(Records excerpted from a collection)

════════════════

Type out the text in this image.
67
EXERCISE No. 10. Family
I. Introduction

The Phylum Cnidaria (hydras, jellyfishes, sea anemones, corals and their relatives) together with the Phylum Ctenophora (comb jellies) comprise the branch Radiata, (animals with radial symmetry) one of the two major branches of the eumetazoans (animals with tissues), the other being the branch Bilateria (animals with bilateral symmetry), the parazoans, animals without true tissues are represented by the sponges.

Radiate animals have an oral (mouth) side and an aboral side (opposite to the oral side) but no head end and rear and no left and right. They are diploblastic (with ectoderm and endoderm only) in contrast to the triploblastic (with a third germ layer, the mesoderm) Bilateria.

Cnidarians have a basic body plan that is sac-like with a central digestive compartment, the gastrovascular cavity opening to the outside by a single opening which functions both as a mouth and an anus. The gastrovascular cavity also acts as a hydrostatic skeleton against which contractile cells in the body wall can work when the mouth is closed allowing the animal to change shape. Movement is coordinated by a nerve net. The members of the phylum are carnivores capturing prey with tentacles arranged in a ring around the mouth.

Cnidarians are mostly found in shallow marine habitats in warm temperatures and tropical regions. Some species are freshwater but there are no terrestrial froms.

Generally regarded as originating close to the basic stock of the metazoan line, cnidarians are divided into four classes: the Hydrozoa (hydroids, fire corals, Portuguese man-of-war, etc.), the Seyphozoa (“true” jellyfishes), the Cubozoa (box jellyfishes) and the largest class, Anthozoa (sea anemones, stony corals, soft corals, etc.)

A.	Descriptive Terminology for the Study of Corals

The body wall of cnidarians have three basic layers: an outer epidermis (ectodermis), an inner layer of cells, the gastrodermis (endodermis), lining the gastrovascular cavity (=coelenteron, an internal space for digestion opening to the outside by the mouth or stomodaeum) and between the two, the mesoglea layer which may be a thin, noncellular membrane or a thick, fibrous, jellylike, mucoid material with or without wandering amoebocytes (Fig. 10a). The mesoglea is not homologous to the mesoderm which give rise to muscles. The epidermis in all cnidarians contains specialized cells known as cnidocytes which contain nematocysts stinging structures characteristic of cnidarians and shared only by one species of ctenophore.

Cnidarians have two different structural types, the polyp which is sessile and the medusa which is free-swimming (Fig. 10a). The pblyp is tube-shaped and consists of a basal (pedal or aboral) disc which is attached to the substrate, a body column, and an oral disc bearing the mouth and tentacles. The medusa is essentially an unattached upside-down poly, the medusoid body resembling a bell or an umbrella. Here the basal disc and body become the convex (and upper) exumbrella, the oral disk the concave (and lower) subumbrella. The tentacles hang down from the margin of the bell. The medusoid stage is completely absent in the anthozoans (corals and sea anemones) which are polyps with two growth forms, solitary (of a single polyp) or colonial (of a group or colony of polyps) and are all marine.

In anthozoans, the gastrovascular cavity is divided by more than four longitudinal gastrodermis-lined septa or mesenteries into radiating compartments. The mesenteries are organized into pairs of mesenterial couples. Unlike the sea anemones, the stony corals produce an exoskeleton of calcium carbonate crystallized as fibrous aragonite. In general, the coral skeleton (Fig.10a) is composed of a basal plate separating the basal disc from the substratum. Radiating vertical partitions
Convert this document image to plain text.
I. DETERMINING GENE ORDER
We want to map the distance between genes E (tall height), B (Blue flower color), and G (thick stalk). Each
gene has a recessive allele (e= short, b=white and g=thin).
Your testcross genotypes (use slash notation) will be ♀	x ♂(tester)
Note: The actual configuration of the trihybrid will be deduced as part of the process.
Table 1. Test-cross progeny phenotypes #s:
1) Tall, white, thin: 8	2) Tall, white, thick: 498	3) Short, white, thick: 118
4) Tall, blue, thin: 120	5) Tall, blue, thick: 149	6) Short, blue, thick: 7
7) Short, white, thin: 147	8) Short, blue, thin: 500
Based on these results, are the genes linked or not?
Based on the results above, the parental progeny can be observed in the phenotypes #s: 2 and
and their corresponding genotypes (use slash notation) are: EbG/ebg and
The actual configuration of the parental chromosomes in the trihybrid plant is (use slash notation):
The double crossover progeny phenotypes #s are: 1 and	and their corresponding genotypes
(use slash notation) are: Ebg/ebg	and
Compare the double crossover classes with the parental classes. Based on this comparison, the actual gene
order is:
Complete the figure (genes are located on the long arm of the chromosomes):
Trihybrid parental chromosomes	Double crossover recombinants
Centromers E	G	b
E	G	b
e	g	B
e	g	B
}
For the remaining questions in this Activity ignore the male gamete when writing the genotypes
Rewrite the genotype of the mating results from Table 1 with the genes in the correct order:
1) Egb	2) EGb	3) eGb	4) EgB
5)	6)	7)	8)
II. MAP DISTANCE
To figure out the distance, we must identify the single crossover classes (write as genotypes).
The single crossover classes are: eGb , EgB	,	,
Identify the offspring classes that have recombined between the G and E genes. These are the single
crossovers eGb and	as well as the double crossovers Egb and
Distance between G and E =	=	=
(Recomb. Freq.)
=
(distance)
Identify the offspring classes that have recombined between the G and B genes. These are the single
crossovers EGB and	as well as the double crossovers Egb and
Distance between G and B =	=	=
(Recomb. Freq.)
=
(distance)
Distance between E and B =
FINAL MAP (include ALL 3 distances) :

════════════════

*What to work on:*
Each entry above needs to be duplicated verbatim.

*Result of the exercise:*
Type out the text in this image.
67
EXERCISE No. 10. Family
I. Introduction

The Phylum Cnidaria (hydras, jellyfishes, sea anemones, corals and their relatives) together with the Phylum Ctenophora (comb jellies) comprise the branch Radiata, (animals with radial symmetry) one of the two major branches of the eumetazoans (animals with tissues), the other being the branch Bilateria (animals with bilateral symmetry), the parazoans, animals without true tissues are represented by the sponges.

Radiate animals have an oral (mouth) side and an aboral side (opposite to the oral side) but no head end and rear and no left and right. They are diploblastic (with ectoderm and endoderm only) in contrast to the triploblastic (with a third germ layer, the mesoderm) Bilateria.

Cnidarians have a basic body plan that is sac-like with a central digestive compartment, the gastrovascular cavity opening to the outside by a single opening which functions both as a mouth and an anus. The gastrovascular cavity also acts as a hydrostatic skeleton against which contractile cells in the body wall can work when the mouth is closed allowing the animal to change shape. Movement is coordinated by a nerve net. The members of the phylum are carnivores capturing prey with tentacles arranged in a ring around the mouth.

Cnidarians are mostly found in shallow marine habitats in warm temperatures and tropical regions. Some species are freshwater but there are no terrestrial froms.

Generally regarded as originating close to the basic stock of the metazoan line, cnidarians are divided into four classes: the Hydrozoa (hydroids, fire corals, Portuguese man-of-war, etc.), the Seyphozoa (“true” jellyfishes), the Cubozoa (box jellyfishes) and the largest class, Anthozoa (sea anemones, stony corals, soft corals, etc.)

A.	Descriptive Terminology for the Study of Corals

The body wall of cnidarians have three basic layers: an outer epidermis (ectodermis), an inner layer of cells, the gastrodermis (endodermis), lining the gastrovascular cavity (=coelenteron, an internal space for digestion opening to the outside by the mouth or stomodaeum) and between the two, the mesoglea layer which may be a thin, noncellular membrane or a thick, fibrous, jellylike, mucoid material with or without wandering amoebocytes (Fig. 10a). The mesoglea is not homologous to the mesoderm which give rise to muscles. The epidermis in all cnidarians contains specialized cells known as cnidocytes which contain nematocysts stinging structures characteristic of cnidarians and shared only by one species of ctenophore.

Cnidarians have two different structural types, the polyp which is sessile and the medusa which is free-swimming (Fig. 10a). The pblyp is tube-shaped and consists of a basal (pedal or aboral) disc which is attached to the substrate, a body column, and an oral disc bearing the mouth and tentacles. The medusa is essentially an unattached upside-down poly, the medusoid body resembling a bell or an umbrella. Here the basal disc and body become the convex (and upper) exumbrella, the oral disk the concave (and lower) subumbrella. The tentacles hang down from the margin of the bell. The medusoid stage is completely absent in the anthozoans (corals and sea anemones) which are polyps with two growth forms, solitary (of a single polyp) or colonial (of a group or colony of polyps) and are all marine.

In anthozoans, the gastrovascular cavity is divided by more than four longitudinal gastrodermis-lined septa or mesenteries into radiating compartments. The mesenteries are organized into pairs of mesenterial couples. Unlike the sea anemones, the stony corals produce an exoskeleton of calcium carbonate crystallized as fibrous aragonite. In general, the coral skeleton (Fig.10a) is composed of a basal plate separating the basal disc from the substratum. Radiating vertical partitions
Convert this document image to plain text.
I. DETERMINING GENE ORDER
We want to map the distance between genes E (tall height), B (Blue flower color), and G (thick stalk). Each
gene has a recessive allele (e= short, b=white and g=thin).
Your testcross genotypes (use slash notation) will be ♀	x ♂(tester)
Note: The actual configuration of the trihybrid will be deduced as part of the process.
Table 1. Test-cross progeny phenotypes #s:
1) Tall, white, thin: 8	2) Tall, white, thick: 498	3) Short, white, thick: 118
4) Tall, blue, thin: 120	5) Tall, blue, thick: 149	6) Short, blue, thick: 7
7) Short, white, thin: 147	8) Short, blue, thin: 500
Based on these results, are the genes linked or not?
Based on the results above, the parental progeny can be observed in the phenotypes #s: 2 and
and their corresponding genotypes (use slash notation) are: EbG/ebg and
The actual configuration of the parental chromosomes in the trihybrid plant is (use slash notation):
The double crossover progeny phenotypes #s are: 1 and	and their corresponding genotypes
(use slash notation) are: Ebg/ebg	and
Compare the double crossover classes with the parental classes. Based on this comparison, the actual gene
order is:
Complete the figure (genes are located on the long arm of the chromosomes):
Trihybrid parental chromosomes	Double crossover recombinants
Centromers E	G	b
E	G	b
e	g	B
e	g	B
}
For the remaining questions in this Activity ignore the male gamete when writing the genotypes
Rewrite the genotype of the mating results from Table 1 with the genes in the correct order:
1) Egb	2) EGb	3) eGb	4) EgB
5)	6)	7)	8)
II. MAP DISTANCE
To figure out the distance, we must identify the single crossover classes (write as genotypes).
The single crossover classes are: eGb , EgB	,	,
Identify the offspring classes that have recombined between the G and E genes. These are the single
crossovers eGb and	as well as the double crossovers Egb and
Distance between G and E =	=	=
(Recomb. Freq.)
=
(distance)
Identify the offspring classes that have recombined between the G and B genes. These are the single
crossovers EGB and	as well as the double crossovers Egb and
Distance between G and B =	=	=
(Recomb. Freq.)
=
(distance)
Distance between E and B =
FINAL MAP (include ALL 3 distances) :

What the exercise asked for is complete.